[Saved data entries]
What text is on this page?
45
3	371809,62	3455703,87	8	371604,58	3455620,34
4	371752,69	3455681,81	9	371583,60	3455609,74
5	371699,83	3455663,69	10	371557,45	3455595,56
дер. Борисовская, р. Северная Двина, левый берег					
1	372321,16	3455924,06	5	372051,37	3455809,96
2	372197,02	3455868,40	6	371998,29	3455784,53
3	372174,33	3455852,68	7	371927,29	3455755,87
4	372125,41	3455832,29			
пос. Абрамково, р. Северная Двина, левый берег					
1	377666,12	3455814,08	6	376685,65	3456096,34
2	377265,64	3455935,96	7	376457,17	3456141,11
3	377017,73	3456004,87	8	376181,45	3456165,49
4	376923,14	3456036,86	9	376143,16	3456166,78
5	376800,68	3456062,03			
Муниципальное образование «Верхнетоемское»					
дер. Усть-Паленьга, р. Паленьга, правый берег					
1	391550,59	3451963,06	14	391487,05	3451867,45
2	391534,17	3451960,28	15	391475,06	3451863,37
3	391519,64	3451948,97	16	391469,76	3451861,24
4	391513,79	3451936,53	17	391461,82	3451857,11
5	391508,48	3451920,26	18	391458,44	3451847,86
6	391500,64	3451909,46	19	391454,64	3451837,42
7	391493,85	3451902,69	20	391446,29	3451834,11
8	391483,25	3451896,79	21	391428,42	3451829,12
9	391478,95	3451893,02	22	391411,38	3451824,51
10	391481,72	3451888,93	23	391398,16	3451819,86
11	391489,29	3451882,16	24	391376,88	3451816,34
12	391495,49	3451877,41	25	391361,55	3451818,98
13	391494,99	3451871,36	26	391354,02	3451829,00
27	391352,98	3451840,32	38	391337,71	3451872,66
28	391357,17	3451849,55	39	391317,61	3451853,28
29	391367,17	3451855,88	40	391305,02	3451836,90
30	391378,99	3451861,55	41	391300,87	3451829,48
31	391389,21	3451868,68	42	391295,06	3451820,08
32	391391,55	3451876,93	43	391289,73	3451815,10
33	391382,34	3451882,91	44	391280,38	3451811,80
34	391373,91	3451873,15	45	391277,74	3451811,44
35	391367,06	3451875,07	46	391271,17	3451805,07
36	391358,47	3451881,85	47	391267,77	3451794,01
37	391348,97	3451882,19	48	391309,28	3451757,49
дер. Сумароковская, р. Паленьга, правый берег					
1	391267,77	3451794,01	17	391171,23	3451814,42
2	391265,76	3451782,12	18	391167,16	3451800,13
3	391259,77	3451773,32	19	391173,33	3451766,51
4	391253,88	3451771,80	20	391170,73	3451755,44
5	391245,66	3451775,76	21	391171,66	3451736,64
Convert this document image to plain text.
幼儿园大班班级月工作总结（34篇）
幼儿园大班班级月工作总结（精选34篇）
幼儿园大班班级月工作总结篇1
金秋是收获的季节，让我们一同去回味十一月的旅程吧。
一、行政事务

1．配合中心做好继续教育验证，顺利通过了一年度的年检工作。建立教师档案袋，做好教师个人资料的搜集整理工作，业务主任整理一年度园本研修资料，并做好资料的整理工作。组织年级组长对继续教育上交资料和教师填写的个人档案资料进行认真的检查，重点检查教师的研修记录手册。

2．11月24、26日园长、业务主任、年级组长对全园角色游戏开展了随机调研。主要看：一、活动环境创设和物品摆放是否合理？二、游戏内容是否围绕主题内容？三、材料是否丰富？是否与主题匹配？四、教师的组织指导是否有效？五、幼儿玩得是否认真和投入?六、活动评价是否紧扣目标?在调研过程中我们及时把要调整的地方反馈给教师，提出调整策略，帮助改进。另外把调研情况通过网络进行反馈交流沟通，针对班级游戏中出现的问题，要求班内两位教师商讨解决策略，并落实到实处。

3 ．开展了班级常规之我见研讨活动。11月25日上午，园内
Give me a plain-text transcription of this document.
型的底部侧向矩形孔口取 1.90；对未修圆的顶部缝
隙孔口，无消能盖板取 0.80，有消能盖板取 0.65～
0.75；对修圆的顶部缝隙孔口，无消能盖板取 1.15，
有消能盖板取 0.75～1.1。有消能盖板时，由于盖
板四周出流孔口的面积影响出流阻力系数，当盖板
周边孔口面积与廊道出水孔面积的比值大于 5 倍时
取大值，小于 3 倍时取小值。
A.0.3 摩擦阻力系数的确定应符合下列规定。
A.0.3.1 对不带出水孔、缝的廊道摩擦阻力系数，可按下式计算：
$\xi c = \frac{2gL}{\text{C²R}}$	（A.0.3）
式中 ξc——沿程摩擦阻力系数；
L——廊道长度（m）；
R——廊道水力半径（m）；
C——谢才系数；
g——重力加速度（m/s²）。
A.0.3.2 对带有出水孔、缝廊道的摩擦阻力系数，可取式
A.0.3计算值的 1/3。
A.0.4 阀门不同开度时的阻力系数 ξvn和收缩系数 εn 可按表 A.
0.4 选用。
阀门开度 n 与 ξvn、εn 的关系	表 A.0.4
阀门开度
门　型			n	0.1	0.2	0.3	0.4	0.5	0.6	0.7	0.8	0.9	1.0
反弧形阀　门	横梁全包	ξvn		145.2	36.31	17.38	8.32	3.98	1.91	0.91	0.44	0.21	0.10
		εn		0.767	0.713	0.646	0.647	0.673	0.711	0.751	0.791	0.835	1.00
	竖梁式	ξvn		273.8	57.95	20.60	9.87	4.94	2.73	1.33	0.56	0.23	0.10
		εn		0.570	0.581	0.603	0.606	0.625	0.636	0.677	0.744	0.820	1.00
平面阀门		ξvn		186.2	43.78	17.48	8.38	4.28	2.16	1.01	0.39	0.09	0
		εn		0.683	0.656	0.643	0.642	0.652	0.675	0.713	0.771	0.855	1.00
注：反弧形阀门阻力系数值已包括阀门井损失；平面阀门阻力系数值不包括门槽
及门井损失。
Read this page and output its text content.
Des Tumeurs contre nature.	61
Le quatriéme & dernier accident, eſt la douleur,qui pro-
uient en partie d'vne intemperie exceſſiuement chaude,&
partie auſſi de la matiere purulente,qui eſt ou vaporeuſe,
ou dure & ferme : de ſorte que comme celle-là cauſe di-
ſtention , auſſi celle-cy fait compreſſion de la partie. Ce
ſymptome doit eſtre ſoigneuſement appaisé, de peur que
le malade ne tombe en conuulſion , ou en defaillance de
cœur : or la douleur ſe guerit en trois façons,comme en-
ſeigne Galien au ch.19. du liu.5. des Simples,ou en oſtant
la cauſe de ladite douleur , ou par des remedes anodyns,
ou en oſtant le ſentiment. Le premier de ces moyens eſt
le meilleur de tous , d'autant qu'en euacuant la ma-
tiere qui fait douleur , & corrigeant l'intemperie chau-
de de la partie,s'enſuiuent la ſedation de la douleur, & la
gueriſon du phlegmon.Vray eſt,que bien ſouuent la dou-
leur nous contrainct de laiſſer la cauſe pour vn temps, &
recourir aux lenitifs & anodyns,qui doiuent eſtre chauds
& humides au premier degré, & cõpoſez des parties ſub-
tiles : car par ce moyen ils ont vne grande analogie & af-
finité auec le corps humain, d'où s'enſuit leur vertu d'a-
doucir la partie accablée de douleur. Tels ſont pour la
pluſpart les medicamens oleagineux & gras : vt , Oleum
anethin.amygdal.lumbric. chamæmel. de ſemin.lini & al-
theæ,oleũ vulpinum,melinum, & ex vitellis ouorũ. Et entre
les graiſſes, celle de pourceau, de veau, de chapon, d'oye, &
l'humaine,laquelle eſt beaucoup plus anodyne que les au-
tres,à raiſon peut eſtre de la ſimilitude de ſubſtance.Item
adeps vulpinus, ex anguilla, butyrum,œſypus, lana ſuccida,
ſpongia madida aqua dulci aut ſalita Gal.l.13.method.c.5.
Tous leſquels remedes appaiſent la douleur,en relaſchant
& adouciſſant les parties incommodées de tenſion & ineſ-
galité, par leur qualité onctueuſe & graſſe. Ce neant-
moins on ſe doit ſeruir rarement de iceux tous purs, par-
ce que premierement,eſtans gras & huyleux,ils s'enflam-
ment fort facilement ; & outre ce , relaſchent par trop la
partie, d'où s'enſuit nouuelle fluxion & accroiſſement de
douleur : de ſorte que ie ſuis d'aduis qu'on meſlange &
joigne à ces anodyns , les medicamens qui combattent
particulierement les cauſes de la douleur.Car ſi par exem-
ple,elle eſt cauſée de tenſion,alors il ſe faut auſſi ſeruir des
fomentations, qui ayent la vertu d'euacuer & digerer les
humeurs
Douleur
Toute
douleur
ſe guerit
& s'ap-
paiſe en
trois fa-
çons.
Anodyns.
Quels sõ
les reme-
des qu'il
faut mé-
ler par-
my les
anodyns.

Stated task » Write out every line of the listing that holds the word "Паленьга".

Solution »
дер. Усть-Паленьга, р. Паленьга, правый берег					
дер. Сумароковская, р. Паленьга, правый берег					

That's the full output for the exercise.